Yeldeğirmeni
TÖKEN AİLESİNİN EVİ
Arif
Atılgan
1906
tarihli haritalarda görülen Uzunhafız Sokağındaki evle ilgili ilk belgesel bilgiler 1921 yılına aittir.
Yazılanlardan anlaşıldığına göre daha önceki tarihlerde burası Kızlar Ağası
İbrahim Ağa Tarikatına, Vakıftan 192.5 kuruş kira ile tahsis edilmiş.
Eski
kayıtlarda ‘Bahçe ile birlikte bir kapı ev’ olarak belirlenen Ev, ‘Sağ
tarafında Süleyman Efendi Evi ve Bahçesi, sol tarafta Artin Evi, arkada Ali Efendi
Evi ve cephesi olduğu’ şeklinde tarif ediliyor. Arsa alanı bahçeyle birlikte
70.95mt2 dir.
1921
yılında, yeni sahipleri Safiye Hanım ile Hasan Tahsin Efendi olmuş. 10 Ekim
1926 tarihinde, Hasan Tahsin Efendinin üzerinde iken alınan 500TL borç için Emniyet
Sandığına teminat gösterilmiş. 2 ay sonra 9 Aralık 1926 tarihinde Hasan Tahsin Efendi
vefat etmiş. Ev, oğlu Sadettin Bey ile kızları Fatma Nimet ve Nevber Hanımlara
kalmış. Mirasçılar 20 Mart 1927 tarihinde borcun tamamını ödemiş ve ev üzerlerine
devredilmiş.
3
Mirasçı, 2 gün sonra 22 Mart 1927 tarihinde evi ‘750 adet yüz kuruşlara’, yani 750x100=75.000kuruşa,
yani 75.000/100=750TL’ye Ester Adefna’ya satarlar.
1933
tarihli Bina Vergisi kaydında Ev, ‘Bodrumda mutfak, fevkında taşlık; Birinci kat bir antre iki oda;
İkinci kat bir oda bir sofa; Üçüncü
kat bir çatı arası odası olup su ve elektrik; Birazda bahçesi var; Haricen
boyalıdır.’ şeklinde tanımlanmıştır.

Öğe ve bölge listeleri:
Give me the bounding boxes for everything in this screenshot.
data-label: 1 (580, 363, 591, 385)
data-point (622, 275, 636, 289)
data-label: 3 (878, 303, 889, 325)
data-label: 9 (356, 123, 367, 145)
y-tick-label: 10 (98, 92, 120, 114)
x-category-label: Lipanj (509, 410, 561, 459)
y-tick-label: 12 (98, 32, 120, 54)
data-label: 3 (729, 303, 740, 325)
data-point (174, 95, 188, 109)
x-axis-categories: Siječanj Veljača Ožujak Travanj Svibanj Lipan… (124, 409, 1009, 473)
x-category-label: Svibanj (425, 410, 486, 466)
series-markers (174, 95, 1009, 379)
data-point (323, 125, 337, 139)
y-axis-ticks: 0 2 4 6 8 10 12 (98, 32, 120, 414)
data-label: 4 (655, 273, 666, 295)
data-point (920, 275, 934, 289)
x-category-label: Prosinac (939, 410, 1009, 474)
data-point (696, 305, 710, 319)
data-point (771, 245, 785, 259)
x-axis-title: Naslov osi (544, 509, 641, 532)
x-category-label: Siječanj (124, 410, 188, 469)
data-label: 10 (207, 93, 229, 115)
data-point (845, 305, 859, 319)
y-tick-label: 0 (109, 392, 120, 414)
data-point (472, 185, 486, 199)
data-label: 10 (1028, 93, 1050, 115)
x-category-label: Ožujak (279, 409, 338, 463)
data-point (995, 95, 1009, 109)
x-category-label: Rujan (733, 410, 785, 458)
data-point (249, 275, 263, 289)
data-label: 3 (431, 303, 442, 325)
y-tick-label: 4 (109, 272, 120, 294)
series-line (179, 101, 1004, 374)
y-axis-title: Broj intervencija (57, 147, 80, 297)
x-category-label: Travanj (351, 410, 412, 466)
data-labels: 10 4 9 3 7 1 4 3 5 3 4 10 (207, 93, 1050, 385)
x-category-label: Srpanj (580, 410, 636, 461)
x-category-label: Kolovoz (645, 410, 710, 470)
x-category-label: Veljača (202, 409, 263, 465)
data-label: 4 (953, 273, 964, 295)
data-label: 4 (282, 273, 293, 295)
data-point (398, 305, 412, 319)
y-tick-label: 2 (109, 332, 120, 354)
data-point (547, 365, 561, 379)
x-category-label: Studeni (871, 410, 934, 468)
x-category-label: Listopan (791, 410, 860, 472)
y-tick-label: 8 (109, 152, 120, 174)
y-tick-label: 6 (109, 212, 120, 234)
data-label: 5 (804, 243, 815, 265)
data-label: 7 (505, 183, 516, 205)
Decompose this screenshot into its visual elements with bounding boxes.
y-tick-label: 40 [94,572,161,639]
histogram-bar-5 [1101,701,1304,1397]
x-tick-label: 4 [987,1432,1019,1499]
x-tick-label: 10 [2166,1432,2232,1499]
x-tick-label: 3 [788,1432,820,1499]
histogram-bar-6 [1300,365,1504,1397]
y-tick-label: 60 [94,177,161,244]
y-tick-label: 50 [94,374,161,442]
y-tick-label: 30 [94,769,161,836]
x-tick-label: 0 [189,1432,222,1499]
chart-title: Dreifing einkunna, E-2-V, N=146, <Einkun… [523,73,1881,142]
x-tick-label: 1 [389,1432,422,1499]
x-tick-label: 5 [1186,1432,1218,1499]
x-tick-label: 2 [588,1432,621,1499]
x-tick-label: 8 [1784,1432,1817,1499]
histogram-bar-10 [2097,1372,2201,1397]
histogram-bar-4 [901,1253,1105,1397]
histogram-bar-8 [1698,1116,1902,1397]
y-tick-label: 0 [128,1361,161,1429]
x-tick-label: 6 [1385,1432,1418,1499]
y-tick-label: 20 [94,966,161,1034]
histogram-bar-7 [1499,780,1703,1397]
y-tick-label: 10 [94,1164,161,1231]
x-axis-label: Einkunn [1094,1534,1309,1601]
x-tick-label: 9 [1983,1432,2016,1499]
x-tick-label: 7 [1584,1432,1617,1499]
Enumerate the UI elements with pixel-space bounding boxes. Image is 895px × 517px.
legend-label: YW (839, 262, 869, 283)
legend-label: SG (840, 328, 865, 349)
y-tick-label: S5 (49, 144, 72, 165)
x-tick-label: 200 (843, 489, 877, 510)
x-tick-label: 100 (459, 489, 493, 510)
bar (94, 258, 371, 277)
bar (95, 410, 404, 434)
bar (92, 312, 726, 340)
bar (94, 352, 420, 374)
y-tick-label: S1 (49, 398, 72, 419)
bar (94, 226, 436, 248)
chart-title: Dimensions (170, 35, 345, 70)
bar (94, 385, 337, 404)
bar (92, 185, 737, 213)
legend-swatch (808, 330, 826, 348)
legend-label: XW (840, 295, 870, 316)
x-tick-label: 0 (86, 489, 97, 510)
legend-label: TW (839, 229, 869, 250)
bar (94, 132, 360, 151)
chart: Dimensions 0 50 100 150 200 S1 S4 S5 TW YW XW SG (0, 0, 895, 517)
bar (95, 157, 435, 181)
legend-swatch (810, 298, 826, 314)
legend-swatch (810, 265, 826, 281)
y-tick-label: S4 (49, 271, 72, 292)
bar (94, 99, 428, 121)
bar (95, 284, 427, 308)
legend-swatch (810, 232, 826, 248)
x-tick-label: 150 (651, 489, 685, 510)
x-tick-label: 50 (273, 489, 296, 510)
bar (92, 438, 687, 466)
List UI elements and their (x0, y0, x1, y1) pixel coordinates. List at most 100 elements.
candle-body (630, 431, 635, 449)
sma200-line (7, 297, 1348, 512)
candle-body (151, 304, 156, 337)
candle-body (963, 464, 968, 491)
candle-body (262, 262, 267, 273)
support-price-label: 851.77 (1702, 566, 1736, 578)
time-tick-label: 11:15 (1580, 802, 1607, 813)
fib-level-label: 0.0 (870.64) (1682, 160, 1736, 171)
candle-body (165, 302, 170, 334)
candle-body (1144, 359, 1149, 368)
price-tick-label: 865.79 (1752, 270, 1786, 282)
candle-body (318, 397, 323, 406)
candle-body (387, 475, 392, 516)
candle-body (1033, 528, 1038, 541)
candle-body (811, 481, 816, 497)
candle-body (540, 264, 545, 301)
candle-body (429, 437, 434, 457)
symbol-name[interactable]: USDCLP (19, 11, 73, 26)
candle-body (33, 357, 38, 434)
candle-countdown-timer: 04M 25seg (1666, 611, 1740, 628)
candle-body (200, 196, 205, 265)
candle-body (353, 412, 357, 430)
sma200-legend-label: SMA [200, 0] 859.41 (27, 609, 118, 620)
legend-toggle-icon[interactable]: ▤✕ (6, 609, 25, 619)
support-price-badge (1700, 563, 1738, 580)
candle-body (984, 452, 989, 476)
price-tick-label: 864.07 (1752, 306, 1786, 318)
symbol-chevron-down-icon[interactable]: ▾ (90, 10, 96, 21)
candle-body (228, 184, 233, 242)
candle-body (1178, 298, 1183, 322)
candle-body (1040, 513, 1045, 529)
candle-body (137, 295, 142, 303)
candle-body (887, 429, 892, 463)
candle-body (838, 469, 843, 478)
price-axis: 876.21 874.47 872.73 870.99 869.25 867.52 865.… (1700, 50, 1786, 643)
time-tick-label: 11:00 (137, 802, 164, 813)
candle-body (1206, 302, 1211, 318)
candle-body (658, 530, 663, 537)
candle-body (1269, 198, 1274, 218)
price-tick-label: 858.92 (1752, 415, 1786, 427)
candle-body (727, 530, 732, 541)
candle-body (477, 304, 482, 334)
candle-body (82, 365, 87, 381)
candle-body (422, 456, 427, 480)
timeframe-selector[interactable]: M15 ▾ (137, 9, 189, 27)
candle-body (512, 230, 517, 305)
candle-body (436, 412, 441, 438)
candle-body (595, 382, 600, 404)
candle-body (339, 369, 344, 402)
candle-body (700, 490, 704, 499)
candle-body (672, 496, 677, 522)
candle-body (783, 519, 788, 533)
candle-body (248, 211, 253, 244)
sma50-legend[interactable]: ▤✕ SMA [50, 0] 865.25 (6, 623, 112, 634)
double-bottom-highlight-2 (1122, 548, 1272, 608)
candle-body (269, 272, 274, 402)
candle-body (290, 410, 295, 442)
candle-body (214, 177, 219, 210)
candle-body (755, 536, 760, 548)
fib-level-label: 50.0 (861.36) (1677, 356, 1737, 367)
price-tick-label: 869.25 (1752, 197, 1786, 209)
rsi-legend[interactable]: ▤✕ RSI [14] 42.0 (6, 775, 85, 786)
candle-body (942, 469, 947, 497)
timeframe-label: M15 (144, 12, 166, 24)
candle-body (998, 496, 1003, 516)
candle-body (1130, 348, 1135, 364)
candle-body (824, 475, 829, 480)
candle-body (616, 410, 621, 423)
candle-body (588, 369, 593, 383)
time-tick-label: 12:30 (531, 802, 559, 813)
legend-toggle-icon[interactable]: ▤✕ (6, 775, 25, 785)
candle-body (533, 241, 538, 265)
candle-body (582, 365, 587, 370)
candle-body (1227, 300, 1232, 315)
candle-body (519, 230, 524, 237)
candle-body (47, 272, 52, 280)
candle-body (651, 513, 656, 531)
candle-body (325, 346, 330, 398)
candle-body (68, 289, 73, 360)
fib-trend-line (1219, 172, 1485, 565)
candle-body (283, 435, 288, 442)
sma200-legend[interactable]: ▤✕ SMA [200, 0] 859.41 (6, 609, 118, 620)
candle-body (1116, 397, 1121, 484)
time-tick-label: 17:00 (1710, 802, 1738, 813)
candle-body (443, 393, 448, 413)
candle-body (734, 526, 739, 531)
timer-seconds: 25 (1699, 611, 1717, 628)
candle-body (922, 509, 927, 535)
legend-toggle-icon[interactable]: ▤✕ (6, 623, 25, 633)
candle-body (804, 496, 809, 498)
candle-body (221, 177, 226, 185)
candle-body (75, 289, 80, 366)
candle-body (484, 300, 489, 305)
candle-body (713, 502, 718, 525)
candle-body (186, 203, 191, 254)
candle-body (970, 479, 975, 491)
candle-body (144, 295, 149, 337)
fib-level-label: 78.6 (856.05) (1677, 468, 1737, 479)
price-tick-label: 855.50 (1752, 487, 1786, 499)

- **Yapılacak çalışmalar**
**1.** Töken ailesinin evi hakkındaki okuma parçasında geçen şu cümleyi İngilizceye çevirin: “Mirasçılar 20 Mart 1927 tarihinde borcun tamamını ödemiş ve ev üzerlerine devredilmiş.”
**2.** Töken ailesinin evi hakkındaki okuma parçasını kaldığı yerden alıp sürdürün.
Buradaki listeler başka bir kaynaktan alınmıştır.

- **Alıştırma sonuçları**
**1.** The heirs paid off the entire debt on March 20, 1927, and the house was transferred to them.

**2.**
Ev
38mt2 tabana oturtulmuş. İki yanındaki yangın duvarlarının biri kendine, diğeri
komşuya aittir. Bodrum + zemin + 1. normal kat + çatı katı olarak inşa edilen Ev ahşaptır. Bodrum Katta mutfak, banyo-WC
ve kömürlük; Zemin Katta antre, iki oda; 1. Normal Katta sofa, WC ve 1 oda;
Çatı arasında ise 2 oda bulunmaktadır. 1. Katta bulunan cumbanın üzerindeki
balkona, sadece çamaşır asmak için Çatı Arasındaki odanın penceresinden
atlayarak çıkılmaktadır.
Ev
10.03.1943 tarihinde Zehra Günal’a satılmış. Günal, Zehra Hanımın kızlık
soyadıdır. Bu sırada Kamil Töken’le evli olup soyadı Töken’dir. Evin kapı
numarası 175 dir.
Töken
ailesi en uzun süre evde yaşayan ve eve sahiplik yapan ailedir. Dolayısıyla ev
Onların soyadıyla anılmalıdır.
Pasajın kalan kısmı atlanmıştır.